TASK DESCRIPTION
Retype the records below exactly as they appear, but leave out any pictures.

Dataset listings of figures
(begin)

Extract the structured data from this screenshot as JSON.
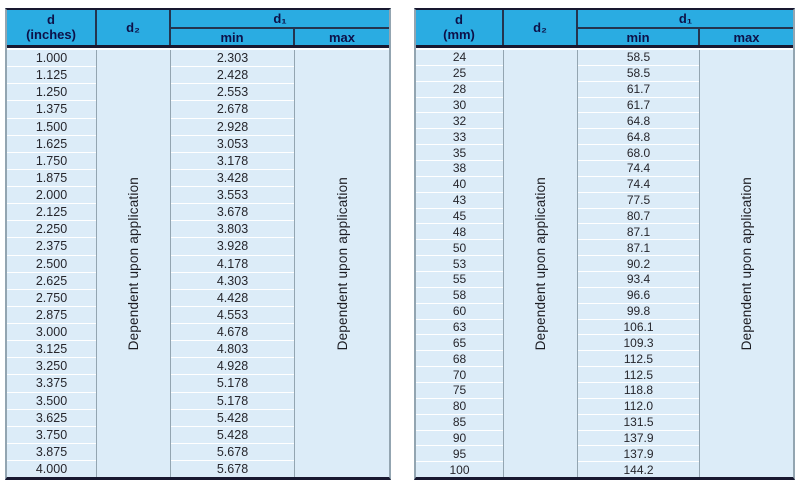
{
  "colors": {
    "header_bg": "#2aace2",
    "header_text": "#0d1148",
    "body_bg": "#dcecf8",
    "dark_line": "#181830",
    "side_border": "#93a5b1"
  },
  "left_table": {
    "header": {
      "d_line1": "d",
      "d_line2": "(inches)",
      "d2": "d₂",
      "d1": "d₁",
      "min": "min",
      "max": "max"
    },
    "d2_note": "Dependent upon application",
    "max_note": "Dependent upon application",
    "rows": [
      {
        "d": "1.000",
        "min": "2.303"
      },
      {
        "d": "1.125",
        "min": "2.428"
      },
      {
        "d": "1.250",
        "min": "2.553"
      },
      {
        "d": "1.375",
        "min": "2.678"
      },
      {
        "d": "1.500",
        "min": "2.928"
      },
      {
        "d": "1.625",
        "min": "3.053"
      },
      {
        "d": "1.750",
        "min": "3.178"
      },
      {
        "d": "1.875",
        "min": "3.428"
      },
      {
        "d": "2.000",
        "min": "3.553"
      },
      {
        "d": "2.125",
        "min": "3.678"
      },
      {
        "d": "2.250",
        "min": "3.803"
      },
      {
        "d": "2.375",
        "min": "3.928"
      },
      {
        "d": "2.500",
        "min": "4.178"
      },
      {
        "d": "2.625",
        "min": "4.303"
      },
      {
        "d": "2.750",
        "min": "4.428"
      },
      {
        "d": "2.875",
        "min": "4.553"
      },
      {
        "d": "3.000",
        "min": "4.678"
      },
      {
        "d": "3.125",
        "min": "4.803"
      },
      {
        "d": "3.250",
        "min": "4.928"
      },
      {
        "d": "3.375",
        "min": "5.178"
      },
      {
        "d": "3.500",
        "min": "5.178"
      },
      {
        "d": "3.625",
        "min": "5.428"
      },
      {
        "d": "3.750",
        "min": "5.428"
      },
      {
        "d": "3.875",
        "min": "5.678"
      },
      {
        "d": "4.000",
        "min": "5.678"
      }
    ]
  },
  "right_table": {
    "header": {
      "d_line1": "d",
      "d_line2": "(mm)",
      "d2": "d₂",
      "d1": "d₁",
      "min": "min",
      "max": "max"
    },
    "d2_note": "Dependent upon application",
    "max_note": "Dependent upon application",
    "rows": [
      {
        "d": "24",
        "min": "58.5"
      },
      {
        "d": "25",
        "min": "58.5"
      },
      {
        "d": "28",
        "min": "61.7"
      },
      {
        "d": "30",
        "min": "61.7"
      },
      {
        "d": "32",
        "min": "64.8"
      },
      {
        "d": "33",
        "min": "64.8"
      },
      {
        "d": "35",
        "min": "68.0"
      },
      {
        "d": "38",
        "min": "74.4"
      },
      {
        "d": "40",
        "min": "74.4"
      },
      {
        "d": "43",
        "min": "77.5"
      },
      {
        "d": "45",
        "min": "80.7"
      },
      {
        "d": "48",
        "min": "87.1"
      },
      {
        "d": "50",
        "min": "87.1"
      },
      {
        "d": "53",
        "min": "90.2"
      },
      {
        "d": "55",
        "min": "93.4"
      },
      {
        "d": "58",
        "min": "96.6"
      },
      {
        "d": "60",
        "min": "99.8"
      },
      {
        "d": "63",
        "min": "106.1"
      },
      {
        "d": "65",
        "min": "109.3"
      },
      {
        "d": "68",
        "min": "112.5"
      },
      {
        "d": "70",
        "min": "112.5"
      },
      {
        "d": "75",
        "min": "118.8"
      },
      {
        "d": "80",
        "min": "112.0"
      },
      {
        "d": "85",
        "min": "131.5"
      },
      {
        "d": "90",
        "min": "137.9"
      },
      {
        "d": "95",
        "min": "137.9"
      },
      {
        "d": "100",
        "min": "144.2"
      }
    ]
  }
}
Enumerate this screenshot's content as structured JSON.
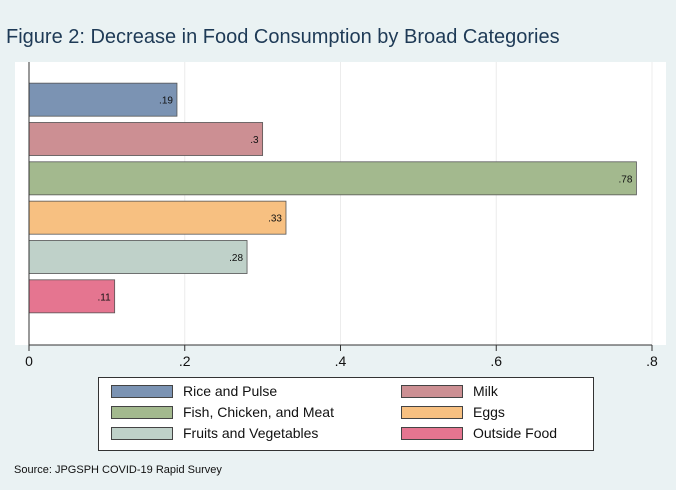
{
  "chart_data": {
    "type": "bar",
    "orientation": "horizontal",
    "title": "Figure 2: Decrease in Food Consumption by Broad Categories",
    "categories": [
      "Rice and Pulse",
      "Milk",
      "Fish, Chicken, and Meat",
      "Eggs",
      "Fruits and Vegetables",
      "Outside Food"
    ],
    "values": [
      0.19,
      0.3,
      0.78,
      0.33,
      0.28,
      0.11
    ],
    "data_labels": [
      ".19",
      ".3",
      ".78",
      ".33",
      ".28",
      ".11"
    ],
    "colors": [
      "#7b93b3",
      "#cc8f93",
      "#a3b98e",
      "#f7c081",
      "#bfd1c9",
      "#e57590"
    ],
    "xlim": [
      0,
      0.8
    ],
    "x_ticks": [
      "0",
      ".2",
      ".4",
      ".6",
      ".8"
    ],
    "grid": true,
    "legend_position": "bottom",
    "source": "Source: JPGSPH COVID-19 Rapid Survey"
  }
}
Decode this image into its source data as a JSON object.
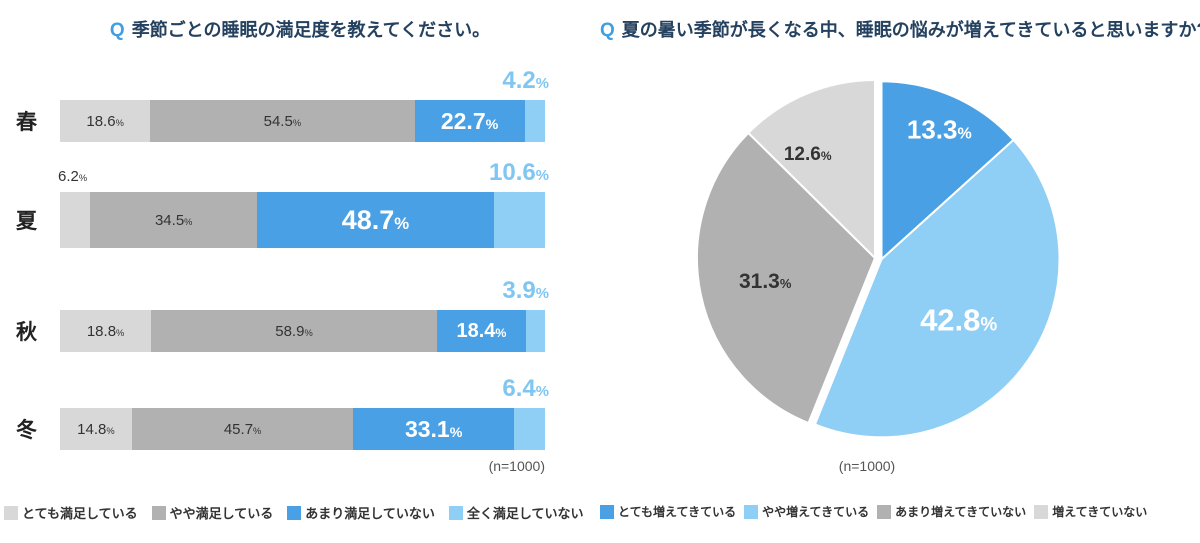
{
  "theme": {
    "q_color": "#3f9fe2",
    "title_color": "#24415f",
    "value_text_color": "#333333",
    "note_color": "#555555",
    "background": "#ffffff"
  },
  "chart_data": [
    {
      "type": "bar",
      "subtype": "horizontal-stacked",
      "q_prefix": "Q",
      "title": "季節ごとの睡眠の満足度を教えてください。",
      "categories": [
        "春",
        "夏",
        "秋",
        "冬"
      ],
      "series": [
        {
          "name": "とても満足している",
          "color": "#d8d8d8",
          "label_color": "#333333",
          "values": [
            18.6,
            6.2,
            18.8,
            14.8
          ]
        },
        {
          "name": "やや満足している",
          "color": "#b1b1b1",
          "label_color": "#333333",
          "values": [
            54.5,
            34.5,
            58.9,
            45.7
          ]
        },
        {
          "name": "あまり満足していない",
          "color": "#4aa0e4",
          "label_color": "#ffffff",
          "values": [
            22.7,
            48.7,
            18.4,
            33.1
          ]
        },
        {
          "name": "全く満足していない",
          "color": "#8fcef5",
          "label_color": "#7fc6f3",
          "values": [
            4.2,
            10.6,
            3.9,
            6.4
          ]
        }
      ],
      "unit": "%",
      "xlim": [
        0,
        100
      ],
      "note": "(n=1000)",
      "emphasized_category": "夏"
    },
    {
      "type": "pie",
      "q_prefix": "Q",
      "title": "夏の暑い季節が長くなる中、睡眠の悩みが増えてきていると思いますか?",
      "start_angle_deg": 0,
      "direction": "clockwise",
      "slices": [
        {
          "name": "とても増えてきている",
          "value": 13.3,
          "color": "#4aa0e4",
          "label_color": "#ffffff"
        },
        {
          "name": "やや増えてきている",
          "value": 42.8,
          "color": "#8fcef5",
          "label_color": "#ffffff"
        },
        {
          "name": "あまり増えてきていない",
          "value": 31.3,
          "color": "#b1b1b1",
          "label_color": "#333333"
        },
        {
          "name": "増えてきていない",
          "value": 12.6,
          "color": "#d8d8d8",
          "label_color": "#333333"
        }
      ],
      "unit": "%",
      "note": "(n=1000)"
    }
  ]
}
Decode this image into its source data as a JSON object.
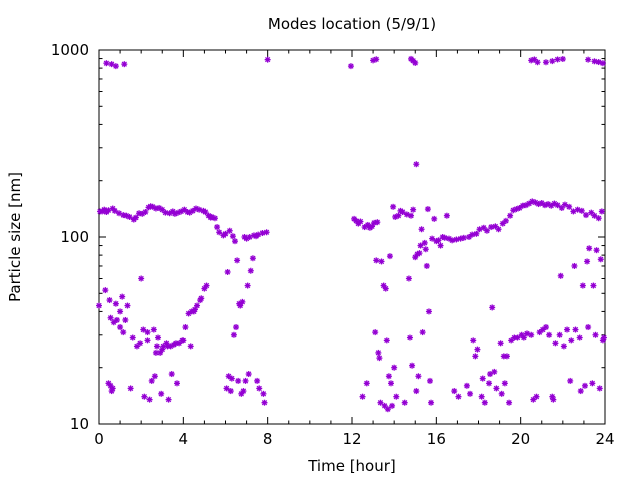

(end)

WORKED ANSWER
Extract the structured data from this screenshot as JSON.
{
  "colors": {
    "header_bg": "#2aace2",
    "header_text": "#0d1148",
    "body_bg": "#dcecf8",
    "dark_line": "#181830",
    "side_border": "#93a5b1"
  },
  "left_table": {
    "header": {
      "d_line1": "d",
      "d_line2": "(inches)",
      "d2": "d₂",
      "d1": "d₁",
      "min": "min",
      "max": "max"
    },
    "d2_note": "Dependent upon application",
    "max_note": "Dependent upon application",
    "rows": [
      {
        "d": "1.000",
        "min": "2.303"
      },
      {
        "d": "1.125",
        "min": "2.428"
      },
      {
        "d": "1.250",
        "min": "2.553"
      },
      {
        "d": "1.375",
        "min": "2.678"
      },
      {
        "d": "1.500",
        "min": "2.928"
      },
      {
        "d": "1.625",
        "min": "3.053"
      },
      {
        "d": "1.750",
        "min": "3.178"
      },
      {
        "d": "1.875",
        "min": "3.428"
      },
      {
        "d": "2.000",
        "min": "3.553"
      },
      {
        "d": "2.125",
        "min": "3.678"
      },
      {
        "d": "2.250",
        "min": "3.803"
      },
      {
        "d": "2.375",
        "min": "3.928"
      },
      {
        "d": "2.500",
        "min": "4.178"
      },
      {
        "d": "2.625",
        "min": "4.303"
      },
      {
        "d": "2.750",
        "min": "4.428"
      },
      {
        "d": "2.875",
        "min": "4.553"
      },
      {
        "d": "3.000",
        "min": "4.678"
      },
      {
        "d": "3.125",
        "min": "4.803"
      },
      {
        "d": "3.250",
        "min": "4.928"
      },
      {
        "d": "3.375",
        "min": "5.178"
      },
      {
        "d": "3.500",
        "min": "5.178"
      },
      {
        "d": "3.625",
        "min": "5.428"
      },
      {
        "d": "3.750",
        "min": "5.428"
      },
      {
        "d": "3.875",
        "min": "5.678"
      },
      {
        "d": "4.000",
        "min": "5.678"
      }
    ]
  },
  "right_table": {
    "header": {
      "d_line1": "d",
      "d_line2": "(mm)",
      "d2": "d₂",
      "d1": "d₁",
      "min": "min",
      "max": "max"
    },
    "d2_note": "Dependent upon application",
    "max_note": "Dependent upon application",
    "rows": [
      {
        "d": "24",
        "min": "58.5"
      },
      {
        "d": "25",
        "min": "58.5"
      },
      {
        "d": "28",
        "min": "61.7"
      },
      {
        "d": "30",
        "min": "61.7"
      },
      {
        "d": "32",
        "min": "64.8"
      },
      {
        "d": "33",
        "min": "64.8"
      },
      {
        "d": "35",
        "min": "68.0"
      },
      {
        "d": "38",
        "min": "74.4"
      },
      {
        "d": "40",
        "min": "74.4"
      },
      {
        "d": "43",
        "min": "77.5"
      },
      {
        "d": "45",
        "min": "80.7"
      },
      {
        "d": "48",
        "min": "87.1"
      },
      {
        "d": "50",
        "min": "87.1"
      },
      {
        "d": "53",
        "min": "90.2"
      },
      {
        "d": "55",
        "min": "93.4"
      },
      {
        "d": "58",
        "min": "96.6"
      },
      {
        "d": "60",
        "min": "99.8"
      },
      {
        "d": "63",
        "min": "106.1"
      },
      {
        "d": "65",
        "min": "109.3"
      },
      {
        "d": "68",
        "min": "112.5"
      },
      {
        "d": "70",
        "min": "112.5"
      },
      {
        "d": "75",
        "min": "118.8"
      },
      {
        "d": "80",
        "min": "112.0"
      },
      {
        "d": "85",
        "min": "131.5"
      },
      {
        "d": "90",
        "min": "137.9"
      },
      {
        "d": "95",
        "min": "137.9"
      },
      {
        "d": "100",
        "min": "144.2"
      }
    ]
  }
}
Enumerate this screenshot's content as structured JSON.
{
  "chart_data": {
    "type": "bar",
    "orientation": "horizontal",
    "title": "Figure 2: Decrease in Food Consumption by Broad Categories",
    "categories": [
      "Rice and Pulse",
      "Milk",
      "Fish, Chicken, and Meat",
      "Eggs",
      "Fruits and Vegetables",
      "Outside Food"
    ],
    "values": [
      0.19,
      0.3,
      0.78,
      0.33,
      0.28,
      0.11
    ],
    "data_labels": [
      ".19",
      ".3",
      ".78",
      ".33",
      ".28",
      ".11"
    ],
    "colors": [
      "#7b93b3",
      "#cc8f93",
      "#a3b98e",
      "#f7c081",
      "#bfd1c9",
      "#e57590"
    ],
    "xlim": [
      0,
      0.8
    ],
    "x_ticks": [
      "0",
      ".2",
      ".4",
      ".6",
      ".8"
    ],
    "grid": true,
    "legend_position": "bottom",
    "source": "Source: JPGSPH COVID-19 Rapid Survey"
  }
}
Decode this image into its source data as a JSON object.
{
  "theme": {
    "q_color": "#3f9fe2",
    "title_color": "#24415f",
    "value_text_color": "#333333",
    "note_color": "#555555",
    "background": "#ffffff"
  },
  "chart_data": [
    {
      "type": "bar",
      "subtype": "horizontal-stacked",
      "q_prefix": "Q",
      "title": "季節ごとの睡眠の満足度を教えてください。",
      "categories": [
        "春",
        "夏",
        "秋",
        "冬"
      ],
      "series": [
        {
          "name": "とても満足している",
          "color": "#d8d8d8",
          "label_color": "#333333",
          "values": [
            18.6,
            6.2,
            18.8,
            14.8
          ]
        },
        {
          "name": "やや満足している",
          "color": "#b1b1b1",
          "label_color": "#333333",
          "values": [
            54.5,
            34.5,
            58.9,
            45.7
          ]
        },
        {
          "name": "あまり満足していない",
          "color": "#4aa0e4",
          "label_color": "#ffffff",
          "values": [
            22.7,
            48.7,
            18.4,
            33.1
          ]
        },
        {
          "name": "全く満足していない",
          "color": "#8fcef5",
          "label_color": "#7fc6f3",
          "values": [
            4.2,
            10.6,
            3.9,
            6.4
          ]
        }
      ],
      "unit": "%",
      "xlim": [
        0,
        100
      ],
      "note": "(n=1000)",
      "emphasized_category": "夏"
    },
    {
      "type": "pie",
      "q_prefix": "Q",
      "title": "夏の暑い季節が長くなる中、睡眠の悩みが増えてきていると思いますか?",
      "start_angle_deg": 0,
      "direction": "clockwise",
      "slices": [
        {
          "name": "とても増えてきている",
          "value": 13.3,
          "color": "#4aa0e4",
          "label_color": "#ffffff"
        },
        {
          "name": "やや増えてきている",
          "value": 42.8,
          "color": "#8fcef5",
          "label_color": "#ffffff"
        },
        {
          "name": "あまり増えてきていない",
          "value": 31.3,
          "color": "#b1b1b1",
          "label_color": "#333333"
        },
        {
          "name": "増えてきていない",
          "value": 12.6,
          "color": "#d8d8d8",
          "label_color": "#333333"
        }
      ],
      "unit": "%",
      "note": "(n=1000)"
    }
  ]
}
Decode this image into its source data as a JSON object.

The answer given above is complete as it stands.